In the material below, find how many lines contain the string "words". Write only that number.

::: Given data :::

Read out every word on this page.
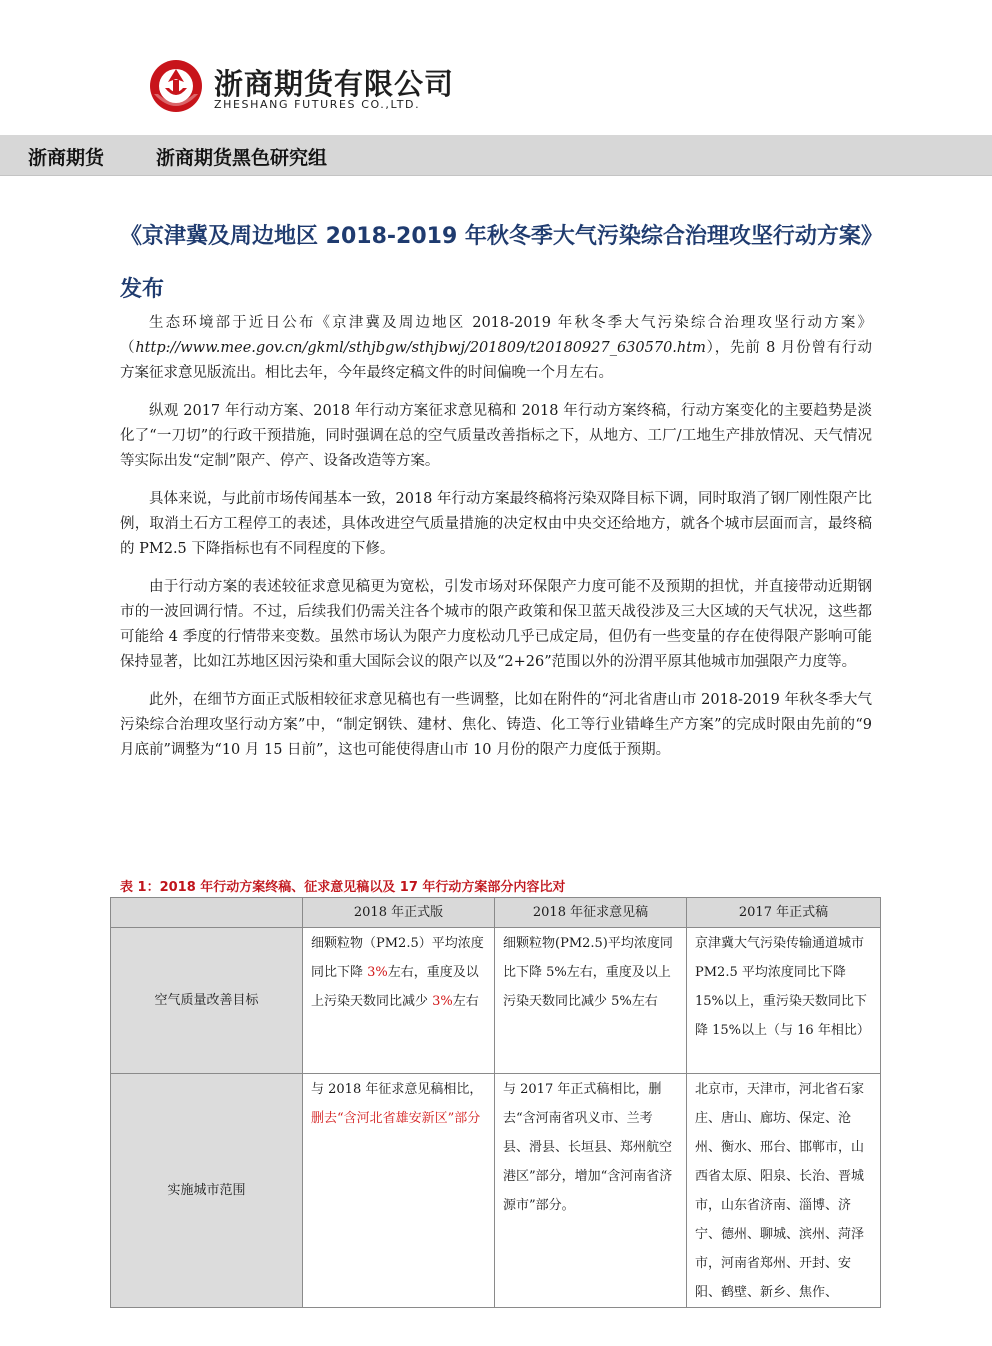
浙商期货有限公司
ZHESHANG FUTURES CO.,LTD.
浙商期货	浙商期货黑色研究组
《京津冀及周边地区 2018-2019 年秋冬季大气污染综合治理攻坚行动方案》发布

生态环境部于近日公布《京津冀及周边地区 2018-2019 年秋冬季大气污染综合治理攻坚行动方案》（http://www.mee.gov.cn/gkml/sthjbgw/sthjbwj/201809/t20180927_630570.htm），先前 8 月份曾有行动方案征求意见版流出。相比去年，今年最终定稿文件的时间偏晚一个月左右。

纵观 2017 年行动方案、2018 年行动方案征求意见稿和 2018 年行动方案终稿，行动方案变化的主要趋势是淡化了“一刀切”的行政干预措施，同时强调在总的空气质量改善指标之下，从地方、工厂/工地生产排放情况、天气情况等实际出发“定制”限产、停产、设备改造等方案。

具体来说，与此前市场传闻基本一致，2018 年行动方案最终稿将污染双降目标下调，同时取消了钢厂刚性限产比例，取消土石方工程停工的表述，具体改进空气质量措施的决定权由中央交还给地方，就各个城市层面而言，最终稿的 PM2.5 下降指标也有不同程度的下修。

由于行动方案的表述较征求意见稿更为宽松，引发市场对环保限产力度可能不及预期的担忧，并直接带动近期钢市的一波回调行情。不过，后续我们仍需关注各个城市的限产政策和保卫蓝天战役涉及三大区域的天气状况，这些都可能给 4 季度的行情带来变数。虽然市场认为限产力度松动几乎已成定局，但仍有一些变量的存在使得限产影响可能保持显著，比如江苏地区因污染和重大国际会议的限产以及“2+26”范围以外的汾渭平原其他城市加强限产力度等。

此外，在细节方面正式版相较征求意见稿也有一些调整，比如在附件的“河北省唐山市 2018-2019 年秋冬季大气污染综合治理攻坚行动方案”中，“制定钢铁、建材、焦化、铸造、化工等行业错峰生产方案”的完成时限由先前的“9 月底前”调整为“10 月 15 日前”，这也可能使得唐山市 10 月份的限产力度低于预期。

表 1：2018 年行动方案终稿、征求意见稿以及 17 年行动方案部分内容比对
	2018 年正式版	2018 年征求意见稿	2017 年正式稿
空气质量改善目标	细颗粒物（PM2.5）平均浓度同比下降 3%左右，重度及以上污染天数同比减少 3%左右	细颗粒物(PM2.5)平均浓度同比下降 5%左右，重度及以上污染天数同比减少 5%左右	京津冀大气污染传输通道城市 PM2.5 平均浓度同比下降 15%以上，重污染天数同比下降 15%以上（与 16 年相比）
实施城市范围	与 2018 年征求意见稿相比，删去“含河北省雄安新区”部分	与 2017 年正式稿相比，删去“含河南省巩义市、兰考县、滑县、长垣县、郑州航空港区”部分，增加“含河南省济源市”部分。	北京市，天津市，河北省石家庄、唐山、廊坊、保定、沧州、衡水、邢台、邯郸市，山西省太原、阳泉、长治、晋城市，山东省济南、淄博、济宁、德州、聊城、滨州、菏泽市，河南省郑州、开封、安阳、鹤壁、新乡、焦作、
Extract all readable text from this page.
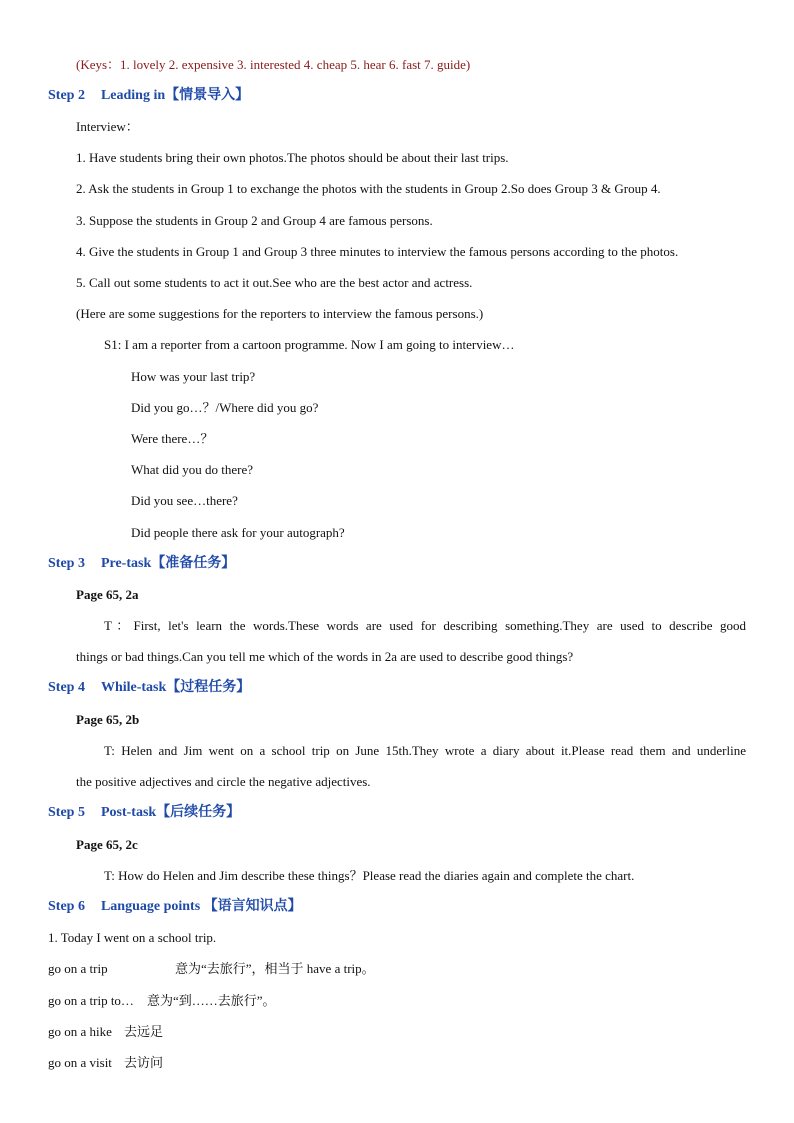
(Keys：1. lovely 2. expensive 3. interested 4. cheap 5. hear 6. fast 7. guide)
Step 2 Leading in【情景导入】
Interview：
1. Have students bring their own photos.The photos should be about their last trips.
2. Ask the students in Group 1 to exchange the photos with the students in Group 2.So does Group 3 & Group 4.
3. Suppose the students in Group 2 and Group 4 are famous persons.
4. Give the students in Group 1 and Group 3 three minutes to interview the famous persons according to the photos.
5. Call out some students to act it out.See who are the best actor and actress.
(Here are some suggestions for the reporters to interview the famous persons.)
S1: I am a reporter from a cartoon programme. Now I am going to interview…
How was your last trip?
Did you go…？/Where did you go?
Were there…？
What did you do there?
Did you see…there?
Did people there ask for your autograph?
Step 3 Pre-task【准备任务】
Page 65, 2a
T：First, let's learn the words.These words are used for describing something.They are used to describe good
things or bad things.Can you tell me which of the words in 2a are used to describe good things?
Step 4 While-task【过程任务】
Page 65, 2b
T: Helen and Jim went on a school trip on June 15th.They wrote a diary about it.Please read them and underline
the positive adjectives and circle the negative adjectives.
Step 5 Post-task【后续任务】
Page 65, 2c
T: How do Helen and Jim describe these things？Please read the diaries again and complete the chart.
Step 6 Language points 【语言知识点】
1. Today I went on a school trip.
go on a trip	意为“去旅行”，相当于 have a trip。
go on a trip to… 意为“到……去旅行”。
go on a hike 去远足
go on a visit 去访问
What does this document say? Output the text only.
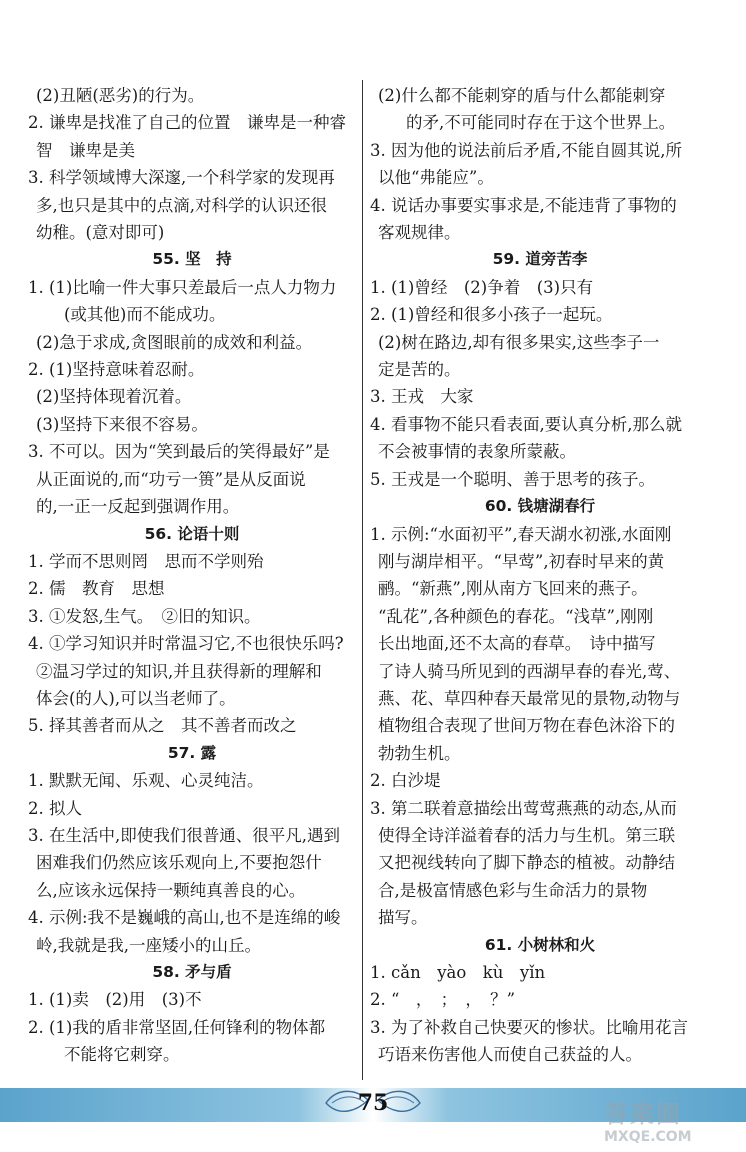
(2)丑陋(恶劣)的行为。
2. 谦卑是找准了自己的位置　谦卑是一种睿
智　谦卑是美
3. 科学领域博大深邃,一个科学家的发现再
多,也只是其中的点滴,对科学的认识还很
幼稚。(意对即可)
55. 坚　持
1. (1)比喻一件大事只差最后一点人力物力
(或其他)而不能成功。
(2)急于求成,贪图眼前的成效和利益。
2. (1)坚持意味着忍耐。
(2)坚持体现着沉着。
(3)坚持下来很不容易。
3. 不可以。因为“笑到最后的笑得最好”是
从正面说的,而“功亏一篑”是从反面说
的,一正一反起到强调作用。
56. 论语十则
1. 学而不思则罔　思而不学则殆
2. 儒　教育　思想
3. ①发怒,生气。　②旧的知识。
4. ①学习知识并时常温习它,不也很快乐吗?
②温习学过的知识,并且获得新的理解和
体会(的人),可以当老师了。
5. 择其善者而从之　其不善者而改之
57. 露
1. 默默无闻、乐观、心灵纯洁。
2. 拟人
3. 在生活中,即使我们很普通、很平凡,遇到
困难我们仍然应该乐观向上,不要抱怨什
么,应该永远保持一颗纯真善良的心。
4. 示例:我不是巍峨的高山,也不是连绵的峻
岭,我就是我,一座矮小的山丘。
58. 矛与盾
1. (1)卖　(2)用　(3)不
2. (1)我的盾非常坚固,任何锋利的物体都
不能将它刺穿。
(2)什么都不能刺穿的盾与什么都能刺穿
的矛,不可能同时存在于这个世界上。
3. 因为他的说法前后矛盾,不能自圆其说,所
以他“弗能应”。
4. 说话办事要实事求是,不能违背了事物的
客观规律。
59. 道旁苦李
1. (1)曾经　(2)争着　(3)只有
2. (1)曾经和很多小孩子一起玩。
(2)树在路边,却有很多果实,这些李子一
定是苦的。
3. 王戎　大家
4. 看事物不能只看表面,要认真分析,那么就
不会被事情的表象所蒙蔽。
5. 王戎是一个聪明、善于思考的孩子。
60. 钱塘湖春行
1. 示例:“水面初平”,春天湖水初涨,水面刚
刚与湖岸相平。“早莺”,初春时早来的黄
鹂。“新燕”,刚从南方飞回来的燕子。
“乱花”,各种颜色的春花。“浅草”,刚刚
长出地面,还不太高的春草。　诗中描写
了诗人骑马所见到的西湖早春的春光,莺、
燕、花、草四种春天最常见的景物,动物与
植物组合表现了世间万物在春色沐浴下的
勃勃生机。
2. 白沙堤
3. 第二联着意描绘出莺莺燕燕的动态,从而
使得全诗洋溢着春的活力与生机。第三联
又把视线转向了脚下静态的植被。动静结
合,是极富情感色彩与生命活力的景物
描写。
61. 小树林和火
1. cǎn　yào　kù　yǐn
2. “　，　；　，　？”
3. 为了补救自己快要灭的惨状。比喻用花言
巧语来伤害他人而使自己获益的人。
75	答案圈
MXQE.COM
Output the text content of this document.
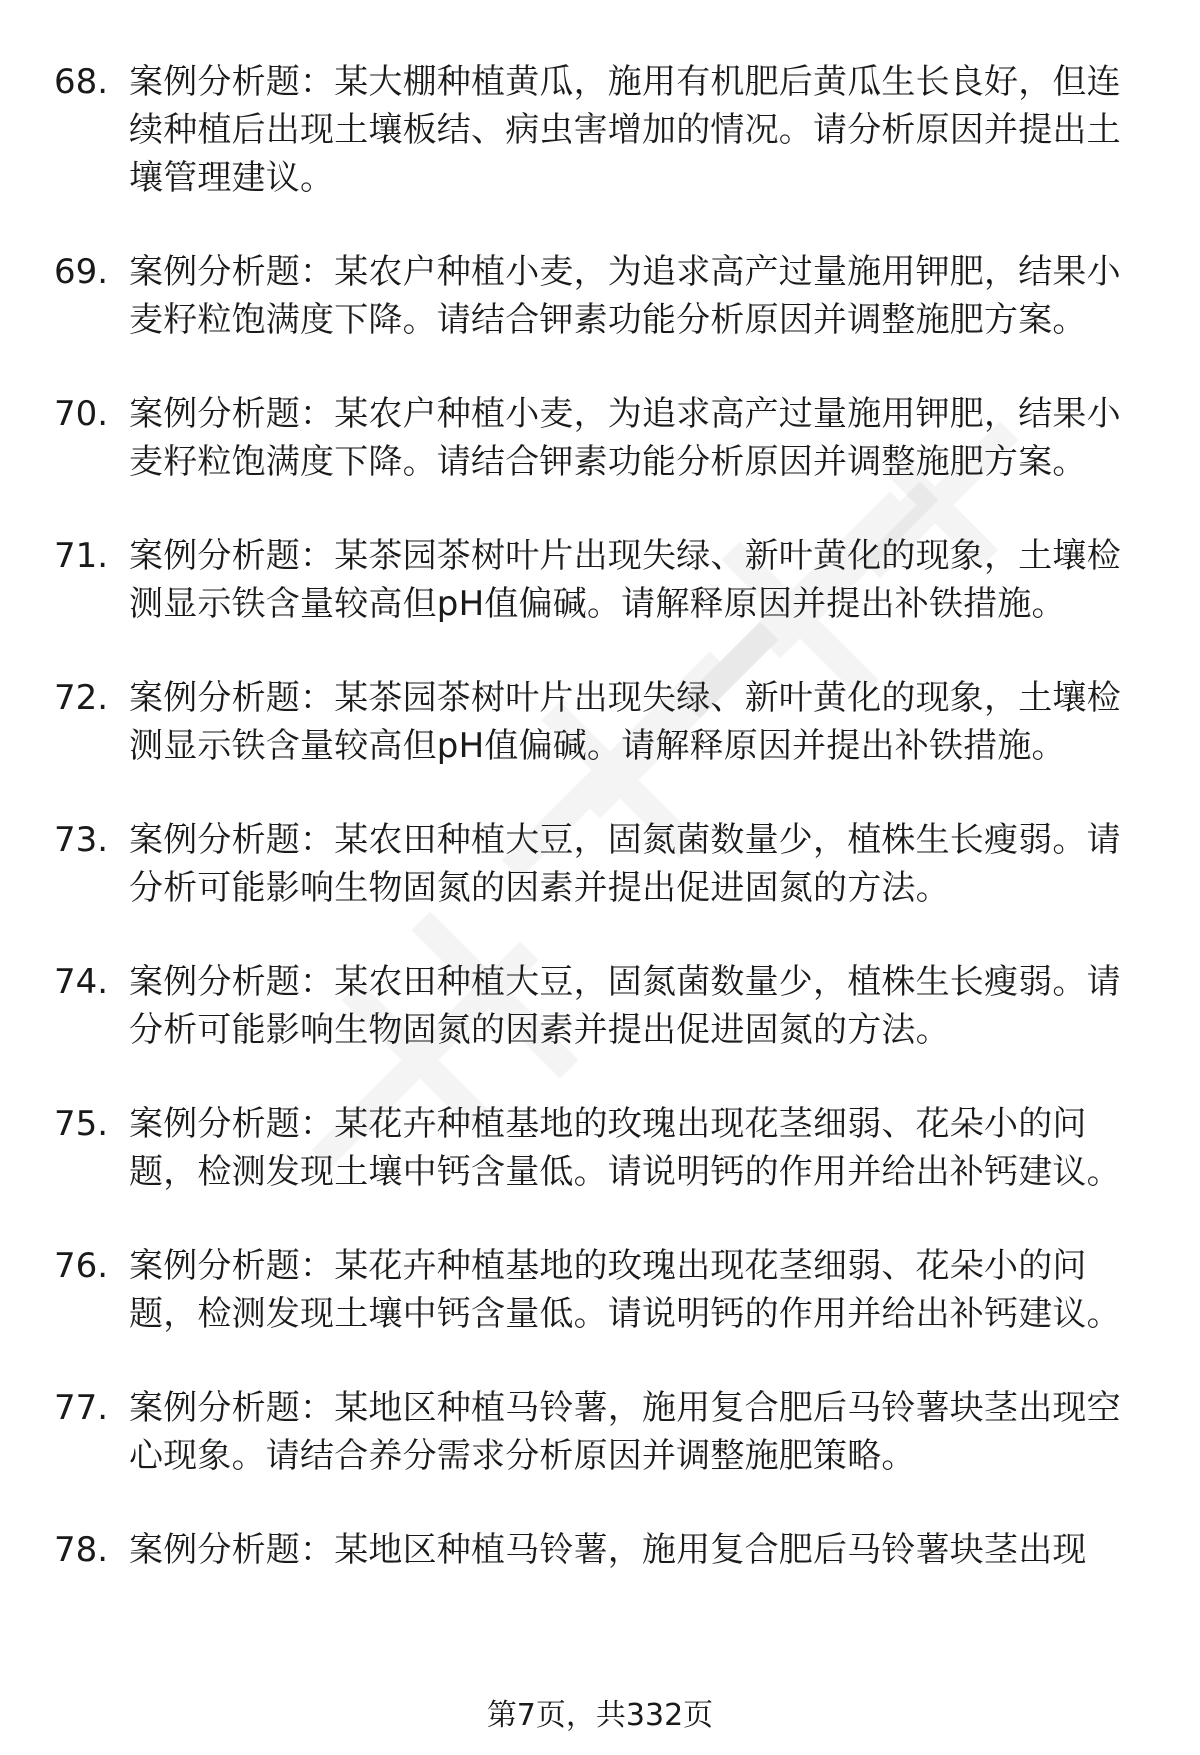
68. 案例分析题：某大棚种植黄瓜，施用有机肥后黄瓜生长良好，但连续种植后出现土壤板结、病虫害增加的情况。请分析原因并提出土壤管理建议。
69. 案例分析题：某农户种植小麦，为追求高产过量施用钾肥，结果小麦籽粒饱满度下降。请结合钾素功能分析原因并调整施肥方案。
70. 案例分析题：某农户种植小麦，为追求高产过量施用钾肥，结果小麦籽粒饱满度下降。请结合钾素功能分析原因并调整施肥方案。
71. 案例分析题：某茶园茶树叶片出现失绿、新叶黄化的现象，土壤检测显示铁含量较高但pH值偏碱。请解释原因并提出补铁措施。
72. 案例分析题：某茶园茶树叶片出现失绿、新叶黄化的现象，土壤检测显示铁含量较高但pH值偏碱。请解释原因并提出补铁措施。
73. 案例分析题：某农田种植大豆，固氮菌数量少，植株生长瘦弱。请分析可能影响生物固氮的因素并提出促进固氮的方法。
74. 案例分析题：某农田种植大豆，固氮菌数量少，植株生长瘦弱。请分析可能影响生物固氮的因素并提出促进固氮的方法。
75. 案例分析题：某花卉种植基地的玫瑰出现花茎细弱、花朵小的问题，检测发现土壤中钙含量低。请说明钙的作用并给出补钙建议。
76. 案例分析题：某花卉种植基地的玫瑰出现花茎细弱、花朵小的问题，检测发现土壤中钙含量低。请说明钙的作用并给出补钙建议。
77. 案例分析题：某地区种植马铃薯，施用复合肥后马铃薯块茎出现空心现象。请结合养分需求分析原因并调整施肥策略。
78. 案例分析题：某地区种植马铃薯，施用复合肥后马铃薯块茎出现
第7页，共332页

:::

→ Written solution
2